### DATA TO PROCESS

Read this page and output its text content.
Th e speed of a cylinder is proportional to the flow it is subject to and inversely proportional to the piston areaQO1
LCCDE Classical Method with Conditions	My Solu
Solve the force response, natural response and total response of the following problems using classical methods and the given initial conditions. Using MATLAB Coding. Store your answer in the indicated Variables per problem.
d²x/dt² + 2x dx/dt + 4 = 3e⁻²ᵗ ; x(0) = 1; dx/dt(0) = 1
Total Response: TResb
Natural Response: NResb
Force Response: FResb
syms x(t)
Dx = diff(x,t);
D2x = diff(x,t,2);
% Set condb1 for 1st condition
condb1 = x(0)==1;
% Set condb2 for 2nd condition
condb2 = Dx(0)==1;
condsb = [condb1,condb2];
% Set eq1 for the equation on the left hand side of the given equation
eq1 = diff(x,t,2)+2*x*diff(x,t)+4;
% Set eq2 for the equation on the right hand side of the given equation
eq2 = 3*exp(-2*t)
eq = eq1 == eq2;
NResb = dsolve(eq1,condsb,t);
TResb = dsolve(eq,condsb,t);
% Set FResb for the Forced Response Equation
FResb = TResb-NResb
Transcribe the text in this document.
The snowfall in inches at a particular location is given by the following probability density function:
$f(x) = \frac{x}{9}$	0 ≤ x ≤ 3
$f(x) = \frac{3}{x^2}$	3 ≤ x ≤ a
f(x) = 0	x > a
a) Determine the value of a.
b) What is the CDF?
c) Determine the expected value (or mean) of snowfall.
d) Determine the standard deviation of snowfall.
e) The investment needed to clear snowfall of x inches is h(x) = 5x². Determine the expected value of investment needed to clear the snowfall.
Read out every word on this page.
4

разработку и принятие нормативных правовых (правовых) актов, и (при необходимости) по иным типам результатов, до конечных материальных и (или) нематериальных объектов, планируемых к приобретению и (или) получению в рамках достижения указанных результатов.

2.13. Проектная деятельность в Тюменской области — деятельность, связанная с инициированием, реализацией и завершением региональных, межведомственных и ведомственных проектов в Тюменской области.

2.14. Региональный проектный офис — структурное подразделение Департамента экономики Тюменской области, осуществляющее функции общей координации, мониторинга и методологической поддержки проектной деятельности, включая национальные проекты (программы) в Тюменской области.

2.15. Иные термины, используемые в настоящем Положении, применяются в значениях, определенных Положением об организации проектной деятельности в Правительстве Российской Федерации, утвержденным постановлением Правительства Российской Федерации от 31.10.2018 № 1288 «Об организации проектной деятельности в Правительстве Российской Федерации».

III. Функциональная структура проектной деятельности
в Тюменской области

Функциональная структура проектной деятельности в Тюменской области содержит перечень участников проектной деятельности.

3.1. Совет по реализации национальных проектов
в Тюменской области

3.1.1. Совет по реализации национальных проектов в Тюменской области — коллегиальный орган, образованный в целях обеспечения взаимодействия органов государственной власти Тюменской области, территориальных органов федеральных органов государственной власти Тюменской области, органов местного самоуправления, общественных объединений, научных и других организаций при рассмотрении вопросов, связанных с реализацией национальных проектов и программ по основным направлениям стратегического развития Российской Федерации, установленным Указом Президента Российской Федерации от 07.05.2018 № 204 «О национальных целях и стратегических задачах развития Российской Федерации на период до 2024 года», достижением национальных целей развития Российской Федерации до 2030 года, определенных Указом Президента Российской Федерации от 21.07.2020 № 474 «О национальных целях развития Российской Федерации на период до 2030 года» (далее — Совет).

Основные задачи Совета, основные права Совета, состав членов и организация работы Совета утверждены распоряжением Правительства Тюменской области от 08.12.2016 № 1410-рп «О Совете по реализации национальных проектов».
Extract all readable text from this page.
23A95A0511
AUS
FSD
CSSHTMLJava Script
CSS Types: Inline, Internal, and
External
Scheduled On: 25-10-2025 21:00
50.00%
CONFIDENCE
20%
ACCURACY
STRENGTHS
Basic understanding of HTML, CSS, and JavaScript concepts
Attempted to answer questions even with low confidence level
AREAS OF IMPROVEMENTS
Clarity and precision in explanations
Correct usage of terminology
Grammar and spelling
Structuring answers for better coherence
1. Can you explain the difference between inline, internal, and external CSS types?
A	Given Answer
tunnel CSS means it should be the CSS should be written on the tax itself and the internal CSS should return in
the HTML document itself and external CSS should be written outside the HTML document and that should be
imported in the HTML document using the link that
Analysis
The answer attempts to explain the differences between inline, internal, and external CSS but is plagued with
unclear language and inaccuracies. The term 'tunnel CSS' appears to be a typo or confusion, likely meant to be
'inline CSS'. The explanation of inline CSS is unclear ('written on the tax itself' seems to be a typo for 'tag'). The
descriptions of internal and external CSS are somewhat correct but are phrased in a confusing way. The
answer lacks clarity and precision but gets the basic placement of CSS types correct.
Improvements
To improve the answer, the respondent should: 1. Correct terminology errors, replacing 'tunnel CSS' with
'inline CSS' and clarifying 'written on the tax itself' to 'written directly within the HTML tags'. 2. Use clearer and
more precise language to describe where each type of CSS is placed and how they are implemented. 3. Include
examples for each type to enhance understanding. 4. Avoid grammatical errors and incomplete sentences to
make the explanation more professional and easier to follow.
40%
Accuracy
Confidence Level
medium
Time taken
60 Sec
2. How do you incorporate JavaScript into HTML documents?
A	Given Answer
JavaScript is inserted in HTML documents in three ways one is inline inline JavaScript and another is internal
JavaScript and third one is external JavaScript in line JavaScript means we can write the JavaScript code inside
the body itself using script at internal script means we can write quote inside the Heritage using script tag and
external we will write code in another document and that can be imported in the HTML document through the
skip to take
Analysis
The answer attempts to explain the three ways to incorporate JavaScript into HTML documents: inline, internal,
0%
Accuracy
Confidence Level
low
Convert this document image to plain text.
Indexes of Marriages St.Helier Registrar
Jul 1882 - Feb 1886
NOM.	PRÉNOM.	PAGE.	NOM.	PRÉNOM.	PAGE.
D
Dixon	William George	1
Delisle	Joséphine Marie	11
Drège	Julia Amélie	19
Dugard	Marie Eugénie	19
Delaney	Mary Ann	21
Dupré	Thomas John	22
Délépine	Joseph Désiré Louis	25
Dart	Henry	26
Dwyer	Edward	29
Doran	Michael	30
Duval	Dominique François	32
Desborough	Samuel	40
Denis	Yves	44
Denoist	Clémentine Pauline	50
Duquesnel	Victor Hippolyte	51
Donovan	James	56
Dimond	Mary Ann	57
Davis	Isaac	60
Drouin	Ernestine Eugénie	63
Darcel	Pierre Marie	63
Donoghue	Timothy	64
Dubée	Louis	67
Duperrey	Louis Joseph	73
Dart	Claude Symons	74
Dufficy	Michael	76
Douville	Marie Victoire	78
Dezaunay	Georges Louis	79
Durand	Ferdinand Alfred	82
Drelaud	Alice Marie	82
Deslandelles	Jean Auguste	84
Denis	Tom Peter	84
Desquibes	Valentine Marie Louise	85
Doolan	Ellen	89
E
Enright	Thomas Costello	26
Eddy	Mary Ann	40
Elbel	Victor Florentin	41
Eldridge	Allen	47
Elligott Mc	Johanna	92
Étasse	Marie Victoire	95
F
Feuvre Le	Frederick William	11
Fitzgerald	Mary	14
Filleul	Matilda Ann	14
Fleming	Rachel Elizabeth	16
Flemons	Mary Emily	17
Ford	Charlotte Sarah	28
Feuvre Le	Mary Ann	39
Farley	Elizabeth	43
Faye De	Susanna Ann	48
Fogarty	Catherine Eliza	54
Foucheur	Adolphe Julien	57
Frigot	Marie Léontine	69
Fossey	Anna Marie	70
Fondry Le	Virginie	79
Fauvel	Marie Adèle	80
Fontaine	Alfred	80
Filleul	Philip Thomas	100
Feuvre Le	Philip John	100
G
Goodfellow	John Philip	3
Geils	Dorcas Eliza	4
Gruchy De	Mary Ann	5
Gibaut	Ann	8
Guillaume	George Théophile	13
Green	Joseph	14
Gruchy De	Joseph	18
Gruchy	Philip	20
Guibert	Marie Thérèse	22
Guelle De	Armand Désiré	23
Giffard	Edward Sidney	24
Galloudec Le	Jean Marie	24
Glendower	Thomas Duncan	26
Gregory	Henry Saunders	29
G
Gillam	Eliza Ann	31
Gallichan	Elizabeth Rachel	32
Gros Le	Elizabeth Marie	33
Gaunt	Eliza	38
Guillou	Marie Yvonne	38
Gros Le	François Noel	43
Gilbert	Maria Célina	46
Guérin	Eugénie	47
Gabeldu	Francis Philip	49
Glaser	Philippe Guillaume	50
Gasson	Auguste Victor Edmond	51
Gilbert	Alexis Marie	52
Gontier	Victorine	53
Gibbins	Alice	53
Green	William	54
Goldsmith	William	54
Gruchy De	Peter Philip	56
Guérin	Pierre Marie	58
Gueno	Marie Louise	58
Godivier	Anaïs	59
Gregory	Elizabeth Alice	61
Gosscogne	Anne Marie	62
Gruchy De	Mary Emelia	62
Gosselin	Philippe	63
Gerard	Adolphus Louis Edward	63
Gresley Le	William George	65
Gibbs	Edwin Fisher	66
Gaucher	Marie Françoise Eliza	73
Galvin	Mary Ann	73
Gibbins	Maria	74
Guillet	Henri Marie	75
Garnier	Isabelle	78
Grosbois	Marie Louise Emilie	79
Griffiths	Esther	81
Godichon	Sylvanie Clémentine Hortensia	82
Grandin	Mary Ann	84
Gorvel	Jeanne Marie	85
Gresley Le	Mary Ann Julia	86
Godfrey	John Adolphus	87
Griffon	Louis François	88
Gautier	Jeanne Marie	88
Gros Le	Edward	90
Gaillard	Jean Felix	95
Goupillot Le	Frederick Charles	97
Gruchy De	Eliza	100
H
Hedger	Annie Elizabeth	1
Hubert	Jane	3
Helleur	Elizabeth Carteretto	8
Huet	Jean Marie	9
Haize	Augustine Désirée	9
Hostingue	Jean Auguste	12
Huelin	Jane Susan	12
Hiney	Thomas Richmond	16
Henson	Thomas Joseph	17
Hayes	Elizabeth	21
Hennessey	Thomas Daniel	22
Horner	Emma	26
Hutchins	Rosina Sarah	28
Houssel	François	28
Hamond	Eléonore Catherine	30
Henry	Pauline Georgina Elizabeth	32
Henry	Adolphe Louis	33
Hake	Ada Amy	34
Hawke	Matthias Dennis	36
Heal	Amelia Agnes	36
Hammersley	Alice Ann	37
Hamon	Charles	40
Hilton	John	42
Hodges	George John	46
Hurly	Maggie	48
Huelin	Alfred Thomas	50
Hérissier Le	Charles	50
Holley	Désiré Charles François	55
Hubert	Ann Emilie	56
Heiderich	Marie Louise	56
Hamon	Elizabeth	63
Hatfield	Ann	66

### WHAT THE TASK REQUIRES
Pick out all lines from the data above in which the word "Julia" appears.

### COMPLETED TASK
Drège	Julia Amélie	19
Gresley Le	Mary Ann Julia	86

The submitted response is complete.